[Material to process]
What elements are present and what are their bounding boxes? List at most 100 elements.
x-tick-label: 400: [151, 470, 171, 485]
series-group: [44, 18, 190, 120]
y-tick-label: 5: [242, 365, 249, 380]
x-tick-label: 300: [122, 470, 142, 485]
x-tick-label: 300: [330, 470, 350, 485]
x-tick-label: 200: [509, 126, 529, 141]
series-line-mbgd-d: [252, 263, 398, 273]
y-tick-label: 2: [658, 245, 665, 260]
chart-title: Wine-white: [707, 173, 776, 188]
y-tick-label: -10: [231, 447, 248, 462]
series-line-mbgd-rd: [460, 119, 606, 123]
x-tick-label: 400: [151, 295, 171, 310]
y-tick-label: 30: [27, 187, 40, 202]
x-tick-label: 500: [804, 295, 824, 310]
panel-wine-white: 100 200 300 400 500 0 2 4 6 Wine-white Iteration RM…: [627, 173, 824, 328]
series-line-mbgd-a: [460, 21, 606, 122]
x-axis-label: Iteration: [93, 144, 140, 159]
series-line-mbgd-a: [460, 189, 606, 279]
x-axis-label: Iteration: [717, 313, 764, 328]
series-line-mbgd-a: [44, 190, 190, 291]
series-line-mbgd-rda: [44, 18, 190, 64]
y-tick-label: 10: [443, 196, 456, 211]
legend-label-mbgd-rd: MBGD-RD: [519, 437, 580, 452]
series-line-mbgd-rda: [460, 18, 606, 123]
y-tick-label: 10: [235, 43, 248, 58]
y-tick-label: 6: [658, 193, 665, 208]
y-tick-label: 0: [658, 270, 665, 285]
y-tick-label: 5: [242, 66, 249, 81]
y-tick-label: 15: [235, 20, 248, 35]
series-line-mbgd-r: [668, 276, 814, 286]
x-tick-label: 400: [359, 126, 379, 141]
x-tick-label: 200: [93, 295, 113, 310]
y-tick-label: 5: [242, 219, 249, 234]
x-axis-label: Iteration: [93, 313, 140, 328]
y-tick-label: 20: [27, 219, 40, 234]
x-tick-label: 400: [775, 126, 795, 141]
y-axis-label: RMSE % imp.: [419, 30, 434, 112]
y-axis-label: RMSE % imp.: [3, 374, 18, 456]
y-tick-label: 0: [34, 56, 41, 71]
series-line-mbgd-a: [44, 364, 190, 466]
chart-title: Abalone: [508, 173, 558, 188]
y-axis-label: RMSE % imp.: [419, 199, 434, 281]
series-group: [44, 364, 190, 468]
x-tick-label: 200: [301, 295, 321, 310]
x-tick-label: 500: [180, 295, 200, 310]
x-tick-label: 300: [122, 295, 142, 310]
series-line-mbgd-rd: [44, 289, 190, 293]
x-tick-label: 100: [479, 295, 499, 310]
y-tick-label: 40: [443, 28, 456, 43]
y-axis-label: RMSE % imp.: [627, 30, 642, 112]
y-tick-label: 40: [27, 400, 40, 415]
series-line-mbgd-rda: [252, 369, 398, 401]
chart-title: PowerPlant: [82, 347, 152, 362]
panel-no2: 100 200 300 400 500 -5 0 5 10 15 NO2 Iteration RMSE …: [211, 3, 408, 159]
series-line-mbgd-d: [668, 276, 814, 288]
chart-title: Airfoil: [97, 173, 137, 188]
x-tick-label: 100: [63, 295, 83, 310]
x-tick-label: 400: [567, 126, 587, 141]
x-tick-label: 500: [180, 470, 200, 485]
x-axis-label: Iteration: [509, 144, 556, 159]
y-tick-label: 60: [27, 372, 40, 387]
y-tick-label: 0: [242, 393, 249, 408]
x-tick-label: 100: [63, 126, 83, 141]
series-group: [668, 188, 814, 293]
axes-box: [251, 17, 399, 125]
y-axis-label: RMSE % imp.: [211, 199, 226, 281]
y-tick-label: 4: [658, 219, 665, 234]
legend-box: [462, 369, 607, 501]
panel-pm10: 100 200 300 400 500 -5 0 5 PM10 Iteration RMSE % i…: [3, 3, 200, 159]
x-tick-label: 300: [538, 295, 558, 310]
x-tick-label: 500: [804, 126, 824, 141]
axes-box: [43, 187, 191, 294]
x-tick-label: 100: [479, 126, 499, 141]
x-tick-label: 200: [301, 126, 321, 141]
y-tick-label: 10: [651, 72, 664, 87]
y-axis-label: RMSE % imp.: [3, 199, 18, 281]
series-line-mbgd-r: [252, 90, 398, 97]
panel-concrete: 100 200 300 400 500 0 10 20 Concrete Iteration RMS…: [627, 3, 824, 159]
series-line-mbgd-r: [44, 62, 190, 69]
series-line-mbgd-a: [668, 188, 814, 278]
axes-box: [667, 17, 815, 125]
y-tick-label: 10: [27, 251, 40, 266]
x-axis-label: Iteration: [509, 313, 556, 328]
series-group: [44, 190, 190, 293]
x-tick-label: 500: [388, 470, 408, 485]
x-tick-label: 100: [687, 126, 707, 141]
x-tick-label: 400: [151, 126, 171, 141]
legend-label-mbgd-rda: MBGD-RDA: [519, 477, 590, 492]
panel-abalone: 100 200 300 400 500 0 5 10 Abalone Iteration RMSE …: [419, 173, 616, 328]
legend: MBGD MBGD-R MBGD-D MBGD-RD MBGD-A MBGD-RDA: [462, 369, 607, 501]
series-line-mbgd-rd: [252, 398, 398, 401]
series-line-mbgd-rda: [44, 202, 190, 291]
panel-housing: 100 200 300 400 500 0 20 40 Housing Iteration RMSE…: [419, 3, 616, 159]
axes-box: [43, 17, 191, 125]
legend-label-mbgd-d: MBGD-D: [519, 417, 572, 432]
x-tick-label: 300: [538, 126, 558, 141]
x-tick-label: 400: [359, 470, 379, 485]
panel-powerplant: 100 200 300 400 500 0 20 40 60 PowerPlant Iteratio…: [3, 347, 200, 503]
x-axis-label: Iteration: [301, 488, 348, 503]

[Do this] Substitute "horizontal-tick-label" for "x-tick-label" in the entries, beginning at the first line and stopping after the line that has "y-tick-label: 30: [27, 187, 40, 202]". Reproduce only those lines and leave everything else in them unchanged.

[Worked answer]
What elements are present and what are their bounding boxes? List at most 100 elements.
horizontal-tick-label: 400: [151, 470, 171, 485]
series-group: [44, 18, 190, 120]
y-tick-label: 5: [242, 365, 249, 380]
horizontal-tick-label: 300: [122, 470, 142, 485]
horizontal-tick-label: 300: [330, 470, 350, 485]
horizontal-tick-label: 200: [509, 126, 529, 141]
series-line-mbgd-d: [252, 263, 398, 273]
y-tick-label: 2: [658, 245, 665, 260]
chart-title: Wine-white: [707, 173, 776, 188]
y-tick-label: -10: [231, 447, 248, 462]
series-line-mbgd-rd: [460, 119, 606, 123]
horizontal-tick-label: 400: [151, 295, 171, 310]
y-tick-label: 30: [27, 187, 40, 202]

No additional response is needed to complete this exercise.